> [DATA]
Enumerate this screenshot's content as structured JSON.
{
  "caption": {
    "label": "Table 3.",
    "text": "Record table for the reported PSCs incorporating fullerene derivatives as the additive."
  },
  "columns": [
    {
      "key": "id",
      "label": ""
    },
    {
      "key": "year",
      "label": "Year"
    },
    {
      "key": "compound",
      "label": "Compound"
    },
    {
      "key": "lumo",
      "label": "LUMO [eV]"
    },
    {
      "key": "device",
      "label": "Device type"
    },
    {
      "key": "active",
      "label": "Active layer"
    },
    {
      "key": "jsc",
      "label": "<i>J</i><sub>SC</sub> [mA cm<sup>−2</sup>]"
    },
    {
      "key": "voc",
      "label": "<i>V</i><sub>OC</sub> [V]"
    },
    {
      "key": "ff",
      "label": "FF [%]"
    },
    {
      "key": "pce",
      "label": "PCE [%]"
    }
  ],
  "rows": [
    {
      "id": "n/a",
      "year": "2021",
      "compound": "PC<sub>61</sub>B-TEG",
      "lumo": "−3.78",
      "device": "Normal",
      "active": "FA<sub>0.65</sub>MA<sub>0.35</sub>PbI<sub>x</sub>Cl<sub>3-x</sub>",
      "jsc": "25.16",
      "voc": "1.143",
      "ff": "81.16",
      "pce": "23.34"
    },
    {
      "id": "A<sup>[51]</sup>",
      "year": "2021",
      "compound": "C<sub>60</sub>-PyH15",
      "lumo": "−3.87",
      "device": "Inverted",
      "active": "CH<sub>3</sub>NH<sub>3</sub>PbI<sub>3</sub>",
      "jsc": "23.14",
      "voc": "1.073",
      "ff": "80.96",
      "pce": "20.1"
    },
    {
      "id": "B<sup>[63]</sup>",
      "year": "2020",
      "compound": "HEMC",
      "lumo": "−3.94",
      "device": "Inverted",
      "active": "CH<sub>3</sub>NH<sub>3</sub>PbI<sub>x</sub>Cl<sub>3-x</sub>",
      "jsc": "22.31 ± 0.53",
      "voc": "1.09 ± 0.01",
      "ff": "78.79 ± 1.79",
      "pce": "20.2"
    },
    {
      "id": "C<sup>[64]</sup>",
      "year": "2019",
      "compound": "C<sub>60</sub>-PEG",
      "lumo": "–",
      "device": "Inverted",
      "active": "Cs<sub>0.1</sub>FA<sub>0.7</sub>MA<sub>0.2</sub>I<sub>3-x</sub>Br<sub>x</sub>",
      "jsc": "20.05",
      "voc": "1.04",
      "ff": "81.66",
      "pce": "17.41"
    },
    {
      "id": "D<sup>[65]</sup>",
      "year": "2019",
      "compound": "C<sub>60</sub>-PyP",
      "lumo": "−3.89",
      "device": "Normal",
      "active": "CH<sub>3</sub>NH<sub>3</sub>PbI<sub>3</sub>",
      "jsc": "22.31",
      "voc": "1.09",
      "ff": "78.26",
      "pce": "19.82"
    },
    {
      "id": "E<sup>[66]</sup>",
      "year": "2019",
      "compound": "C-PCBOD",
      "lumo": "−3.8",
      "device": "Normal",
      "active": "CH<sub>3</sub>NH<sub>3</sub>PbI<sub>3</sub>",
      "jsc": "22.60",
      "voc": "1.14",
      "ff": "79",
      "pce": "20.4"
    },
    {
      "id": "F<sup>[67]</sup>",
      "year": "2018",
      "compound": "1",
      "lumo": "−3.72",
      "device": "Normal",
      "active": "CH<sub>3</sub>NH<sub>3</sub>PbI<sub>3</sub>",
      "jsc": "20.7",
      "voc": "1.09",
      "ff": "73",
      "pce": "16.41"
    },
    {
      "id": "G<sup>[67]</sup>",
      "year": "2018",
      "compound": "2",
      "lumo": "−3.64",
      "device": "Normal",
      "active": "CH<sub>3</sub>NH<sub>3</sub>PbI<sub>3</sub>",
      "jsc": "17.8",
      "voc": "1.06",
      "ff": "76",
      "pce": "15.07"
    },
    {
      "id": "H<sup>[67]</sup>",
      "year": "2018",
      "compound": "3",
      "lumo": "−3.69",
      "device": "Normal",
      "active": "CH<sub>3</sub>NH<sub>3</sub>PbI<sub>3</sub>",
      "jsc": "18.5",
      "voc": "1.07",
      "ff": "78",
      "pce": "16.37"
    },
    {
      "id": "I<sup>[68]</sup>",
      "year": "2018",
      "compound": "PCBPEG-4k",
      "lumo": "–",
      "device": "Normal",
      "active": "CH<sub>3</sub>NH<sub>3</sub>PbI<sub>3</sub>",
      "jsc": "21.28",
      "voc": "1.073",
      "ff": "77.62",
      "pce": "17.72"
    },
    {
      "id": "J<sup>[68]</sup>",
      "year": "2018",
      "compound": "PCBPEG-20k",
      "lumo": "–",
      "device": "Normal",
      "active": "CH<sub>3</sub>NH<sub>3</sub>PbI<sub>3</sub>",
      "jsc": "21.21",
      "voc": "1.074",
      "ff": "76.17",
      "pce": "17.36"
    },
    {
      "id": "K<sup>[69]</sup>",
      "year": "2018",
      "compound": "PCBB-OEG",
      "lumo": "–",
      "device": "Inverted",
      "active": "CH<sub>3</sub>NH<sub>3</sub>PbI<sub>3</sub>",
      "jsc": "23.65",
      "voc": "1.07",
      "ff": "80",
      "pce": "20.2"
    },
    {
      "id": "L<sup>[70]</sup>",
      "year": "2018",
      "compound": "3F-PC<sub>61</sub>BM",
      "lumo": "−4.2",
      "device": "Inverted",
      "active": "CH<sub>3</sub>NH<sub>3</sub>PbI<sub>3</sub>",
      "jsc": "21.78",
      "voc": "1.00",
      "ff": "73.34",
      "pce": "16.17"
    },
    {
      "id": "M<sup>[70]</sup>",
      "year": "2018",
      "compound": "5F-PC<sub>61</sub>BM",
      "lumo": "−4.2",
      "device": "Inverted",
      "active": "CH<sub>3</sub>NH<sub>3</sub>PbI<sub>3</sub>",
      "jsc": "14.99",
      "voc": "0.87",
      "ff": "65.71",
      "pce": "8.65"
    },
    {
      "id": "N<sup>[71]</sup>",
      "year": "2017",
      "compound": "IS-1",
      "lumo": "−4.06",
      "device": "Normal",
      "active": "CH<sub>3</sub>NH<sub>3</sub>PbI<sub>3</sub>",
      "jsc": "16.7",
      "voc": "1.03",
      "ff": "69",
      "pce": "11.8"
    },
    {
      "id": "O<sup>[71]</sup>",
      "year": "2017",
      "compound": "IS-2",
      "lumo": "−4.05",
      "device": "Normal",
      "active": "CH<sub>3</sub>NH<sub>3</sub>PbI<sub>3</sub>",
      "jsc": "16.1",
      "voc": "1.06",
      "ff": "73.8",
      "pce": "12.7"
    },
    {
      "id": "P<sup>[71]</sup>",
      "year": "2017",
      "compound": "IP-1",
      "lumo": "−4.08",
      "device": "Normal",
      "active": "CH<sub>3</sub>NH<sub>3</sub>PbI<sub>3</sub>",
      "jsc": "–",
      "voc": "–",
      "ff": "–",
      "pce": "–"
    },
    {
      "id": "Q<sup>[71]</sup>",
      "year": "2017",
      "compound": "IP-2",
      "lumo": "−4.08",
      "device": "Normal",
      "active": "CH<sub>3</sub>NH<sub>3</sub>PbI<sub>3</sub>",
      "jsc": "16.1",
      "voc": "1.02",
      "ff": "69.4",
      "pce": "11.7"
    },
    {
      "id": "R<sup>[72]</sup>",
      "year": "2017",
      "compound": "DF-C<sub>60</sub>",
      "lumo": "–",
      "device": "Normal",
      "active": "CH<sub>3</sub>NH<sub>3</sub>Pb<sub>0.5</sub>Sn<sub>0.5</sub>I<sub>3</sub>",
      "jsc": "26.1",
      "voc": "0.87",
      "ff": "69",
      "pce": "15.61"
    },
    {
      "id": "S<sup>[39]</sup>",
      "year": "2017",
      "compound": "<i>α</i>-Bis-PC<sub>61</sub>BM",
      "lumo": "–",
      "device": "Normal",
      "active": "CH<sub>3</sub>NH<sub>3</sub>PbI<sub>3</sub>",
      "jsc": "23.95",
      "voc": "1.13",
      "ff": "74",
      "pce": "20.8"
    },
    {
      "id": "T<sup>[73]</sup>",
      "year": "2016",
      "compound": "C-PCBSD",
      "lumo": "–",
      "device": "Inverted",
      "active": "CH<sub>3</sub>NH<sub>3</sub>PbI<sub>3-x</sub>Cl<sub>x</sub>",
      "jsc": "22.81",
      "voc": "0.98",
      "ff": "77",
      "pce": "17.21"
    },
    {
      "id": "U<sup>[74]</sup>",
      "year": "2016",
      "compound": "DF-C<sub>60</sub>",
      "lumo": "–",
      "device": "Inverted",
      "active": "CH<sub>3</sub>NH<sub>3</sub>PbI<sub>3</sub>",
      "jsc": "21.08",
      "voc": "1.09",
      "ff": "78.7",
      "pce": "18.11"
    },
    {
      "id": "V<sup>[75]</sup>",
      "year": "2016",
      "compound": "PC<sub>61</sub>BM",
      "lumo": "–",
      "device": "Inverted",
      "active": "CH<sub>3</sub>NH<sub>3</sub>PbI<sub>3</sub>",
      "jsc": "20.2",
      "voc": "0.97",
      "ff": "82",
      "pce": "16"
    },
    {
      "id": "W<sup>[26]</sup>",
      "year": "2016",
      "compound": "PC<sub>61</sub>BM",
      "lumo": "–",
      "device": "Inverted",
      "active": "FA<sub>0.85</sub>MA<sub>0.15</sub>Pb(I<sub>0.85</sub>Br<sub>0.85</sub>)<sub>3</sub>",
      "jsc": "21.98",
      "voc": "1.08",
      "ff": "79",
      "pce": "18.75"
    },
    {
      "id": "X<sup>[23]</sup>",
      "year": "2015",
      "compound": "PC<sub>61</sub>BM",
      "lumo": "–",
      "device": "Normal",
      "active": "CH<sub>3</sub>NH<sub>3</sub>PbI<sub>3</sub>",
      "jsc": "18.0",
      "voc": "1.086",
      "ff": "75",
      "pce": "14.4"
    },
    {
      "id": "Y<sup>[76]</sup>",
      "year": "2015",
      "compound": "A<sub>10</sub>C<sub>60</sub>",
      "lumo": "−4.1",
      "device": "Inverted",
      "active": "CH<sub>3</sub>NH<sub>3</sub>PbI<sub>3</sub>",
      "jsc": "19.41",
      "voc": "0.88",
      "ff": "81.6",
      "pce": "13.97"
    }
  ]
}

---

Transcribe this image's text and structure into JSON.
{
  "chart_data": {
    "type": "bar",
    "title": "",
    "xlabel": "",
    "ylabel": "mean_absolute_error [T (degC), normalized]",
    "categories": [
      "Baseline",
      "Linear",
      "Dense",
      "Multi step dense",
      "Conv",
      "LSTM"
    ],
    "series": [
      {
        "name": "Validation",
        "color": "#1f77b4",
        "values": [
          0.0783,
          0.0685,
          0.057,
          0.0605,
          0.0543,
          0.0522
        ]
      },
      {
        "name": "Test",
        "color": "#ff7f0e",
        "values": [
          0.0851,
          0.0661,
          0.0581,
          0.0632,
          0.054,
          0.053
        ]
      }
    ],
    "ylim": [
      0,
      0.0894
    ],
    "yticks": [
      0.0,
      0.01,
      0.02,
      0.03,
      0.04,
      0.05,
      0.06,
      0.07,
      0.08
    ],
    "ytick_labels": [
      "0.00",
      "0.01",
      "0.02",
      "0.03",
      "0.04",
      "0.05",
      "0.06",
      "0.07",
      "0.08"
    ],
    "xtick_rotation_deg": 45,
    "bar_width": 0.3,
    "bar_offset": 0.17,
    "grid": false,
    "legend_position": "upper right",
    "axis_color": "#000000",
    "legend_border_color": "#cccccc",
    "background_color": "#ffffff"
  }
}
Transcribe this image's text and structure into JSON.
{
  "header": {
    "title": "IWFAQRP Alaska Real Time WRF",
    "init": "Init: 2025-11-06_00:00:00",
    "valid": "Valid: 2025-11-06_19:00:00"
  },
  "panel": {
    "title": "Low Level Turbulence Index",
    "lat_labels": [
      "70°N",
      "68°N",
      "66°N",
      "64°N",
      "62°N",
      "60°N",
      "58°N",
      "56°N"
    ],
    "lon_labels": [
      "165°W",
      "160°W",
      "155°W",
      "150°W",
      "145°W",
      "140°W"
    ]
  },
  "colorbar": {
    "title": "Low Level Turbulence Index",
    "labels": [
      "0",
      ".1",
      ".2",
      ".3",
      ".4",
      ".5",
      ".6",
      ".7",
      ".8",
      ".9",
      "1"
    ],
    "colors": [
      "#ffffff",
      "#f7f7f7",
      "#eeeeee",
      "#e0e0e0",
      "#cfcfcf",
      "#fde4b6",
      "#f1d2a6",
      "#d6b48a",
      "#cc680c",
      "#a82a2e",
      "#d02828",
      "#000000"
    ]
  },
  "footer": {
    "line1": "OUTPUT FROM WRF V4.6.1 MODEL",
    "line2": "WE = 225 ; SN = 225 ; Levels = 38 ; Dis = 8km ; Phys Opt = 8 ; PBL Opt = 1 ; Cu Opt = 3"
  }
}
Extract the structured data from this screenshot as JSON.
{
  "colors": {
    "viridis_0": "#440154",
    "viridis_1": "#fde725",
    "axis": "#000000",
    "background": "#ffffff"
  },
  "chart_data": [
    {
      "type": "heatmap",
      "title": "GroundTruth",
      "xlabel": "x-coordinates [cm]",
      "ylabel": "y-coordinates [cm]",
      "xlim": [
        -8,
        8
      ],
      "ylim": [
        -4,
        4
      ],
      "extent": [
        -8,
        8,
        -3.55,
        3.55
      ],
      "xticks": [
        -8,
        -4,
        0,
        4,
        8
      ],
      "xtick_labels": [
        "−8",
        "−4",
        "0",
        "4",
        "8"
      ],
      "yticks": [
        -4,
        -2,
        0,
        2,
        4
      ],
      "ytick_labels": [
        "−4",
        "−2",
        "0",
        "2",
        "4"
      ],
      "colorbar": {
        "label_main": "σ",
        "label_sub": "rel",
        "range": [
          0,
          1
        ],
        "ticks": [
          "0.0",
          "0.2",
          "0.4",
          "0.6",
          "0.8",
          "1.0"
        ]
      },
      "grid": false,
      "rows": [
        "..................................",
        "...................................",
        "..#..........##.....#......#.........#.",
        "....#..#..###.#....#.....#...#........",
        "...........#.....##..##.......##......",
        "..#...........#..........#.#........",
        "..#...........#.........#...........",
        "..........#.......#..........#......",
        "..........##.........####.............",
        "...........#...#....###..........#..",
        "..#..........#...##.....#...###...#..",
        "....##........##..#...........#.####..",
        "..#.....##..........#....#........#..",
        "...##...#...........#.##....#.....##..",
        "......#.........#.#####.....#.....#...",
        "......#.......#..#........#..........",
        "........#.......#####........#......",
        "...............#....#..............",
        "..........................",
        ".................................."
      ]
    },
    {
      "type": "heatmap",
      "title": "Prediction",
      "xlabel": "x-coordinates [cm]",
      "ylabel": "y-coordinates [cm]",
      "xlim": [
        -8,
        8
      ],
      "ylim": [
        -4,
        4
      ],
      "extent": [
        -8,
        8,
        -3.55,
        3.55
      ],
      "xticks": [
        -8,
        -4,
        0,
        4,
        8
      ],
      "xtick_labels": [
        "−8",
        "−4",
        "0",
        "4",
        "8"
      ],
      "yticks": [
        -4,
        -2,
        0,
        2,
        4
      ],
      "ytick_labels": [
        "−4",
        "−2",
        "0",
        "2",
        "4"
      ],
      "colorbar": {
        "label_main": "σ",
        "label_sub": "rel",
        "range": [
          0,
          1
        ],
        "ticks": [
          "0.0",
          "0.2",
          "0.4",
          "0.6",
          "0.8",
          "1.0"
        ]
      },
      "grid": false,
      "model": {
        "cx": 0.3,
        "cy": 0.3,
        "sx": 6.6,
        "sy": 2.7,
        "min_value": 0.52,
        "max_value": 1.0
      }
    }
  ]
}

==

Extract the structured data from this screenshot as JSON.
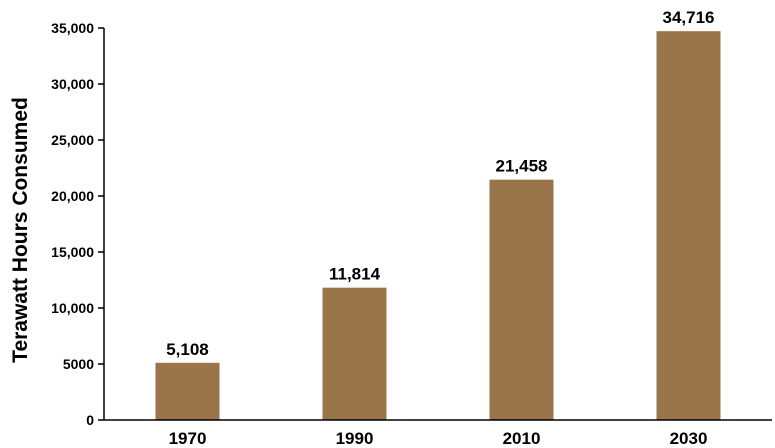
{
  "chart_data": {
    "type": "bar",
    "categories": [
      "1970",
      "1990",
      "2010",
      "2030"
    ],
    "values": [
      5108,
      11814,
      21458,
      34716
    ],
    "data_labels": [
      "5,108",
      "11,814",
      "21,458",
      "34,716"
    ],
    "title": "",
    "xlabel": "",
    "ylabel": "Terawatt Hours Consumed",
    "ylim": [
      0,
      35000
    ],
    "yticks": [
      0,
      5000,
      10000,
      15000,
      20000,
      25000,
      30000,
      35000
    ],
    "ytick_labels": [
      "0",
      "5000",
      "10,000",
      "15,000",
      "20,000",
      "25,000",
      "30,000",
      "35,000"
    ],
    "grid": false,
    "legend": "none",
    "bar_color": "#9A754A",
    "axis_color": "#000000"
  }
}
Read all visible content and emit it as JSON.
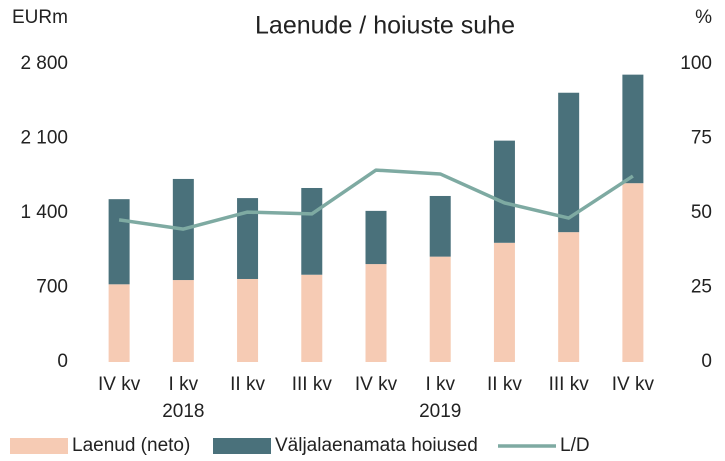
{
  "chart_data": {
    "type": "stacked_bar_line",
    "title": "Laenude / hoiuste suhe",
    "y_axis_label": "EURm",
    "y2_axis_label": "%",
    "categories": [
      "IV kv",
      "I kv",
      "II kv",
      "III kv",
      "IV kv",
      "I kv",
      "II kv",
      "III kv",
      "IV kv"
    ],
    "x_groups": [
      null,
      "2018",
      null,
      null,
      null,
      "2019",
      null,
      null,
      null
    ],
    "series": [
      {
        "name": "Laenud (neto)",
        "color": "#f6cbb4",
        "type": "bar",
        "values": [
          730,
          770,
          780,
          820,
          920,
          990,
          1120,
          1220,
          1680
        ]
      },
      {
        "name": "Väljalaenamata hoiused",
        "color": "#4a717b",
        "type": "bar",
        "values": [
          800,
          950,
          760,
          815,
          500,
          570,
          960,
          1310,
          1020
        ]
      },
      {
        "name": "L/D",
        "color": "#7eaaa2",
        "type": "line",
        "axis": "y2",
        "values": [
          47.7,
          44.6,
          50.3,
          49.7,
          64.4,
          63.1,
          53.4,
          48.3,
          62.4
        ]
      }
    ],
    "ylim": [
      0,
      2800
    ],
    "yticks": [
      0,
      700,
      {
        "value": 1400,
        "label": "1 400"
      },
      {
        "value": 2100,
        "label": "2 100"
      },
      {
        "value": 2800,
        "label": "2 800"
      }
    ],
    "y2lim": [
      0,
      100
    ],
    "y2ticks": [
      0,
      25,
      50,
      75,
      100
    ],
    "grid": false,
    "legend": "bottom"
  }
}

> [EXERCISE BRIEF] All lines above containing the string "ffffff" are to be collected.

> [FINAL RESULT]
    "background_color": "#ffffff"
      "#ffffff",
    "background": "#ffffff"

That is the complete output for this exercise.